For every line in the records that has the word "möglich", make a copy.

Raw data:
_ _ _ _

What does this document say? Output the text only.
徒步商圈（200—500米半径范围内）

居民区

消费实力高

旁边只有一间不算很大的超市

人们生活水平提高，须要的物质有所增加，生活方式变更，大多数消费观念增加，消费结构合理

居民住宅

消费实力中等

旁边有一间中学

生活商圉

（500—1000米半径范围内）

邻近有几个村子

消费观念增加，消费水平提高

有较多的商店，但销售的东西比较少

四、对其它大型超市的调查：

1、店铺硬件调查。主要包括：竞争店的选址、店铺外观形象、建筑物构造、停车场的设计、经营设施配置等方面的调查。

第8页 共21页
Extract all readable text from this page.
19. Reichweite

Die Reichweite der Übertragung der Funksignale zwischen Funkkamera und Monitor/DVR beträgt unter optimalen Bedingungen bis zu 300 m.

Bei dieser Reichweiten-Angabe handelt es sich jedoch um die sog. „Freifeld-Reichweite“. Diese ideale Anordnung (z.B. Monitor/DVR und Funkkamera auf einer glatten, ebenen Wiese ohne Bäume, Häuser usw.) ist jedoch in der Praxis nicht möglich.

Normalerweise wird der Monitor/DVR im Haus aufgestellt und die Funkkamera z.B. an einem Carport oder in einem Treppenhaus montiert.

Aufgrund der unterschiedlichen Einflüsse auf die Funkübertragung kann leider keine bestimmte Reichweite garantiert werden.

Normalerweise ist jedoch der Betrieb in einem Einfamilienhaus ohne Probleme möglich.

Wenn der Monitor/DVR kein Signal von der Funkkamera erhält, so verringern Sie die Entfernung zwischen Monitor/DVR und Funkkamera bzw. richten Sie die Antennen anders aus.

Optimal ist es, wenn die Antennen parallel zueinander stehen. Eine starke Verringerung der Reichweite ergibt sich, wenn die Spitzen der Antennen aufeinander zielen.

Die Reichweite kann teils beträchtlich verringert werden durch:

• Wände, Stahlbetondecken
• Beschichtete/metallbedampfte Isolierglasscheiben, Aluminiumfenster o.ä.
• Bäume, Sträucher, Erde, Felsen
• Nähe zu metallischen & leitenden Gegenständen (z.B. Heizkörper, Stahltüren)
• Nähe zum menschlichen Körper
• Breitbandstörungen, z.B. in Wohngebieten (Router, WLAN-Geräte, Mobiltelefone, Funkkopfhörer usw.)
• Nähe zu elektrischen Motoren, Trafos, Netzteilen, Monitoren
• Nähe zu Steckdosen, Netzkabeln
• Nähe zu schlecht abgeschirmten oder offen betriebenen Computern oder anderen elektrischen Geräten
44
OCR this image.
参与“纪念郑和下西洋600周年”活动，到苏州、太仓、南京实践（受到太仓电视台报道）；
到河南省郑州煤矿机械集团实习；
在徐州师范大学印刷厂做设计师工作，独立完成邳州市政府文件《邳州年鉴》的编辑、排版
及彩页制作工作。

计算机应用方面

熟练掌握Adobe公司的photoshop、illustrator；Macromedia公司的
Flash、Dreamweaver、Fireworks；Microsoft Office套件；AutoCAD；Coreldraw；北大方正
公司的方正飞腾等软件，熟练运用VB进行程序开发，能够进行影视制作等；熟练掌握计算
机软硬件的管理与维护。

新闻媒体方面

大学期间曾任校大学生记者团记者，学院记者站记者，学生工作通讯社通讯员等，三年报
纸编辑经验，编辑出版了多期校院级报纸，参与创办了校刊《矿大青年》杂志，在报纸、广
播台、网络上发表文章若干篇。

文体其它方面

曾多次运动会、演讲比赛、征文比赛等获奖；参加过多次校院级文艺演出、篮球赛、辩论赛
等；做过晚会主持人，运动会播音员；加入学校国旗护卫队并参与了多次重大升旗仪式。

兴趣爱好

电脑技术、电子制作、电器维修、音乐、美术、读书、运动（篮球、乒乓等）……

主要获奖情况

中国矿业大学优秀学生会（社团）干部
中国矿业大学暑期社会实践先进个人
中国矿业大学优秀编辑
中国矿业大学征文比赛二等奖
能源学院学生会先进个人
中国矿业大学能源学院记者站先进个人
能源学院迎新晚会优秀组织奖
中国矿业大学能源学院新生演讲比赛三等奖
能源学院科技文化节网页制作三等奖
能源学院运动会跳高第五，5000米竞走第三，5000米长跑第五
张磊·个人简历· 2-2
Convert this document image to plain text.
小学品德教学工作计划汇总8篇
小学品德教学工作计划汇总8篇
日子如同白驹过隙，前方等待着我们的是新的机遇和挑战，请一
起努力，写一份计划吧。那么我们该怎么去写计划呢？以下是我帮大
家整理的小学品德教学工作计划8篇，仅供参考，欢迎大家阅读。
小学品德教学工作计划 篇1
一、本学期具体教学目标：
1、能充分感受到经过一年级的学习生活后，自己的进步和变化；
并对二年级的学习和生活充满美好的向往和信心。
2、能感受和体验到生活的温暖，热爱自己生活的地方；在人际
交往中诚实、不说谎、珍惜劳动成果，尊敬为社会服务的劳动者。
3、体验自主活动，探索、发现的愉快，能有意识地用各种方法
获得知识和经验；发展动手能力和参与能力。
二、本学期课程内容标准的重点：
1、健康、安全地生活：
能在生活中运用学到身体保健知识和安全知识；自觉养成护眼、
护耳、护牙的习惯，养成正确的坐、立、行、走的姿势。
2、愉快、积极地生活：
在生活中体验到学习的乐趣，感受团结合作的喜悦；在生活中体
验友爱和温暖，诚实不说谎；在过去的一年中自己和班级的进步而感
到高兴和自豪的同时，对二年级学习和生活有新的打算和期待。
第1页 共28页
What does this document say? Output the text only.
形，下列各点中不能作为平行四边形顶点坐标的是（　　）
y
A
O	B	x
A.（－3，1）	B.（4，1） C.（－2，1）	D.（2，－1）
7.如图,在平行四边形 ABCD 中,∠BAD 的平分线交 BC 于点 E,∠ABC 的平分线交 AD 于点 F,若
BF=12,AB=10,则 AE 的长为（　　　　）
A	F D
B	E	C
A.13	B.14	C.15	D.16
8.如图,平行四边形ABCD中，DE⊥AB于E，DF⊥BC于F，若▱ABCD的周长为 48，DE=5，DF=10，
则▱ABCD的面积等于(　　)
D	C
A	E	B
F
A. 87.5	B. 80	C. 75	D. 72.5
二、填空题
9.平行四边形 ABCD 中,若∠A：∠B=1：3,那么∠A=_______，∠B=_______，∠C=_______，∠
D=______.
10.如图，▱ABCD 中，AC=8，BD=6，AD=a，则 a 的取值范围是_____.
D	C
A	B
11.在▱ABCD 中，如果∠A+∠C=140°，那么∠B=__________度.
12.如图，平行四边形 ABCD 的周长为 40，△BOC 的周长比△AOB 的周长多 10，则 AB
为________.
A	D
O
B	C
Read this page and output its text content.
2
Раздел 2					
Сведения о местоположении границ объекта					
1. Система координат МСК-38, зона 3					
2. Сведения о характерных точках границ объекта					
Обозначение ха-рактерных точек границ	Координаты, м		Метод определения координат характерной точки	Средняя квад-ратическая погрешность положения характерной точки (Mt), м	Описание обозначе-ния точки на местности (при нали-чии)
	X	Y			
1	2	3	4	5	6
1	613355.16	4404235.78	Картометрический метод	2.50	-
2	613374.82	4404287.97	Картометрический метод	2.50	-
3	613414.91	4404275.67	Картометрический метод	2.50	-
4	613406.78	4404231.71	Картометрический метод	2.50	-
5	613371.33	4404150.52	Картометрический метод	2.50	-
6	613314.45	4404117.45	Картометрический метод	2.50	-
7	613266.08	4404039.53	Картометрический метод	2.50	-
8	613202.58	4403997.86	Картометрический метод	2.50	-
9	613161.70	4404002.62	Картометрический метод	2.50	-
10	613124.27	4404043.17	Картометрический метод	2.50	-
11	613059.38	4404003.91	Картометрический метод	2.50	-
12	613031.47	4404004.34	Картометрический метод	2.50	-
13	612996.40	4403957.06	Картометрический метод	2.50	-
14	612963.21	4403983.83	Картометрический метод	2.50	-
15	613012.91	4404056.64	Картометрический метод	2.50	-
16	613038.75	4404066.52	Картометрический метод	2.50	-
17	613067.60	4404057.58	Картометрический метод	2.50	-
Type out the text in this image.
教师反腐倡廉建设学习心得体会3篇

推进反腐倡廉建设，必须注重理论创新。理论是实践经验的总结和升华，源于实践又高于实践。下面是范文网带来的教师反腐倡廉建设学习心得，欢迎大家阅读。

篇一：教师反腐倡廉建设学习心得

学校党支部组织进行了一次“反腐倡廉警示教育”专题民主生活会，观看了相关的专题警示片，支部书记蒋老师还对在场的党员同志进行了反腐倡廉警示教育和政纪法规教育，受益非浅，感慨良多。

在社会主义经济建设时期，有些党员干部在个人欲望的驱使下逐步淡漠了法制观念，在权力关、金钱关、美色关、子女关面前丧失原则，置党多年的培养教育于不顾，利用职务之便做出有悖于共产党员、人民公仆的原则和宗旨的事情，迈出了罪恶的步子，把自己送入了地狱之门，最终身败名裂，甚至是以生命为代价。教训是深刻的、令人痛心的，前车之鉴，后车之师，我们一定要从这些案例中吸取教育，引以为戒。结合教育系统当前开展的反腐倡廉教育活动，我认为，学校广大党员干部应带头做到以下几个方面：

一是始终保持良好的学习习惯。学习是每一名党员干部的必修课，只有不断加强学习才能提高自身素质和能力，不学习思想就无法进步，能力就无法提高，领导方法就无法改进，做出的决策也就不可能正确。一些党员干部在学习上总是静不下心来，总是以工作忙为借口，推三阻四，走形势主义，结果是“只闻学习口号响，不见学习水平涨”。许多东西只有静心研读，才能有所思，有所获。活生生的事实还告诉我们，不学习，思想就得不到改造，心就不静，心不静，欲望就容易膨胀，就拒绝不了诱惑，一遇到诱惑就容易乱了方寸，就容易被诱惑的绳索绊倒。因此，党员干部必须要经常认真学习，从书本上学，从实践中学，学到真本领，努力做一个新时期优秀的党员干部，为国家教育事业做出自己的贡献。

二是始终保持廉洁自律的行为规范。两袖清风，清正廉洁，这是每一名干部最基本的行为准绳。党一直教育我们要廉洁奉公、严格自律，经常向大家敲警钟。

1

_ _ _ _

Finished answer:
Bei dieser Reichweiten-Angabe handelt es sich jedoch um die sog. „Freifeld-Reichweite“. Diese ideale Anordnung (z.B. Monitor/DVR und Funkkamera auf einer glatten, ebenen Wiese ohne Bäume, Häuser usw.) ist jedoch in der Praxis nicht möglich.
Normalerweise ist jedoch der Betrieb in einem Einfamilienhaus ohne Probleme möglich.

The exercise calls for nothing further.